┌─ Input material

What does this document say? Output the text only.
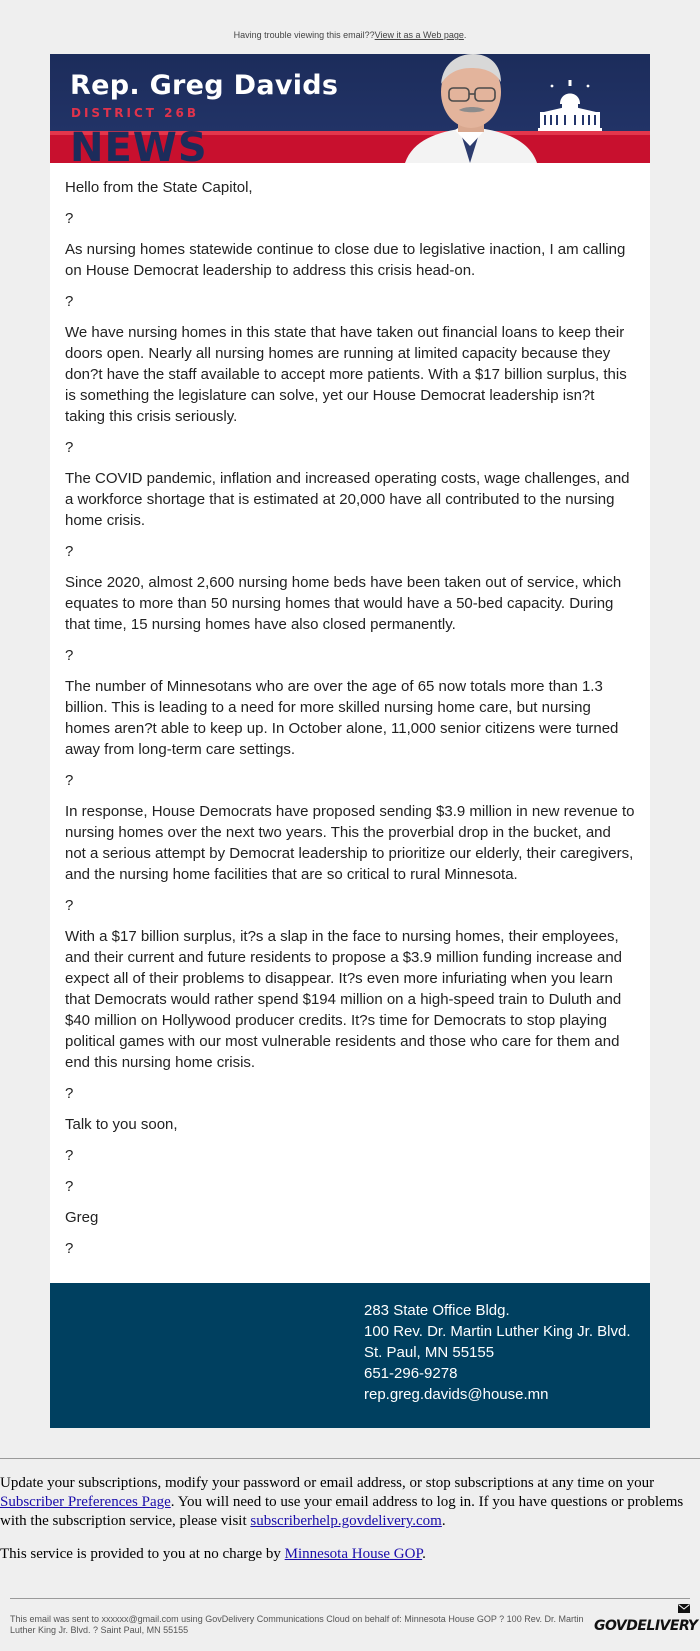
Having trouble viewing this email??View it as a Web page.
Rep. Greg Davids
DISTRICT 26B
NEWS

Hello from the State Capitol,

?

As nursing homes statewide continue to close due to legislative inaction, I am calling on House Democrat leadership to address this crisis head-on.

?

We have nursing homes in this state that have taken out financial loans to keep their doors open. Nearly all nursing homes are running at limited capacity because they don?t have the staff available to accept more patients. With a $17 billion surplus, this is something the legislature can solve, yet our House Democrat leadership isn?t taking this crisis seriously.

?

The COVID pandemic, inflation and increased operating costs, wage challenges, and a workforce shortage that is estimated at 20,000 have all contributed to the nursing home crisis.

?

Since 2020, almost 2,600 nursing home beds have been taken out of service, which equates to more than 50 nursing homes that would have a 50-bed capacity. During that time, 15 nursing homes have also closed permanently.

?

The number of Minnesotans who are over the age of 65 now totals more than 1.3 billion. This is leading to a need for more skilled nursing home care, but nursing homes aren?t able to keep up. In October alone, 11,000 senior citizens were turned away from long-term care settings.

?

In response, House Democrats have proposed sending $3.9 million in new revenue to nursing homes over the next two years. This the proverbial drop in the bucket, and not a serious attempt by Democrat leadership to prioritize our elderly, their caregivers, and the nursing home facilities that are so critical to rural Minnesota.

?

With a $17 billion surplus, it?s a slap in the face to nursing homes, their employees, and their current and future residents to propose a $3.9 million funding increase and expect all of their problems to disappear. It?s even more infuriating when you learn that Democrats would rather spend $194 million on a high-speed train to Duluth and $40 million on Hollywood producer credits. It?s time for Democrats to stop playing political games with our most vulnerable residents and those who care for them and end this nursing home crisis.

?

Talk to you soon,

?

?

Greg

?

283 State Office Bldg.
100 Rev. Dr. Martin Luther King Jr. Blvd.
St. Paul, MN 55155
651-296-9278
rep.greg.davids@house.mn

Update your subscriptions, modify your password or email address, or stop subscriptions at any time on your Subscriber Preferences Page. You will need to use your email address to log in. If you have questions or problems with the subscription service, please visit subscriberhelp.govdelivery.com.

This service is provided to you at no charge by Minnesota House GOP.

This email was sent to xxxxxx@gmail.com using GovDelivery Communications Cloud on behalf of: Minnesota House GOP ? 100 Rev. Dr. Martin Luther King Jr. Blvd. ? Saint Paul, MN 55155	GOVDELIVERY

└─

What the task asks:
Print the material word for word without images.

Written reply:
What does this document say? Output the text only.
Having trouble viewing this email??View it as a Web page.
Rep. Greg Davids
DISTRICT 26B
NEWS

Hello from the State Capitol,

?

As nursing homes statewide continue to close due to legislative inaction, I am calling on House Democrat leadership to address this crisis head-on.

?

We have nursing homes in this state that have taken out financial loans to keep their doors open. Nearly all nursing homes are running at limited capacity because they don?t have the staff available to accept more patients. With a $17 billion surplus, this is something the legislature can solve, yet our House Democrat leadership isn?t taking this crisis seriously.

?

The COVID pandemic, inflation and increased operating costs, wage challenges, and a workforce shortage that is estimated at 20,000 have all contributed to the nursing home crisis.

?

Since 2020, almost 2,600 nursing home beds have been taken out of service, which equates to more than 50 nursing homes that would have a 50-bed capacity. During that time, 15 nursing homes have also closed permanently.

?

The number of Minnesotans who are over the age of 65 now totals more than 1.3 billion. This is leading to a need for more skilled nursing home care, but nursing homes aren?t able to keep up. In October alone, 11,000 senior citizens were turned away from long-term care settings.

?

In response, House Democrats have proposed sending $3.9 million in new revenue to nursing homes over the next two years. This the proverbial drop in the bucket, and not a serious attempt by Democrat leadership to prioritize our elderly, their caregivers, and the nursing home facilities that are so critical to rural Minnesota.

?

With a $17 billion surplus, it?s a slap in the face to nursing homes, their employees, and their current and future residents to propose a $3.9 million funding increase and expect all of their problems to disappear. It?s even more infuriating when you learn that Democrats would rather spend $194 million on a high-speed train to Duluth and $40 million on Hollywood producer credits. It?s time for Democrats to stop playing political games with our most vulnerable residents and those who care for them and end this nursing home crisis.

?

Talk to you soon,

?

?

Greg

?

283 State Office Bldg.
100 Rev. Dr. Martin Luther King Jr. Blvd.
St. Paul, MN 55155
651-296-9278
rep.greg.davids@house.mn

Update your subscriptions, modify your password or email address, or stop subscriptions at any time on your Subscriber Preferences Page. You will need to use your email address to log in. If you have questions or problems with the subscription service, please visit subscriberhelp.govdelivery.com.

This service is provided to you at no charge by Minnesota House GOP.

This email was sent to xxxxxx@gmail.com using GovDelivery Communications Cloud on behalf of: Minnesota House GOP ? 100 Rev. Dr. Martin Luther King Jr. Blvd. ? Saint Paul, MN 55155	GOVDELIVERY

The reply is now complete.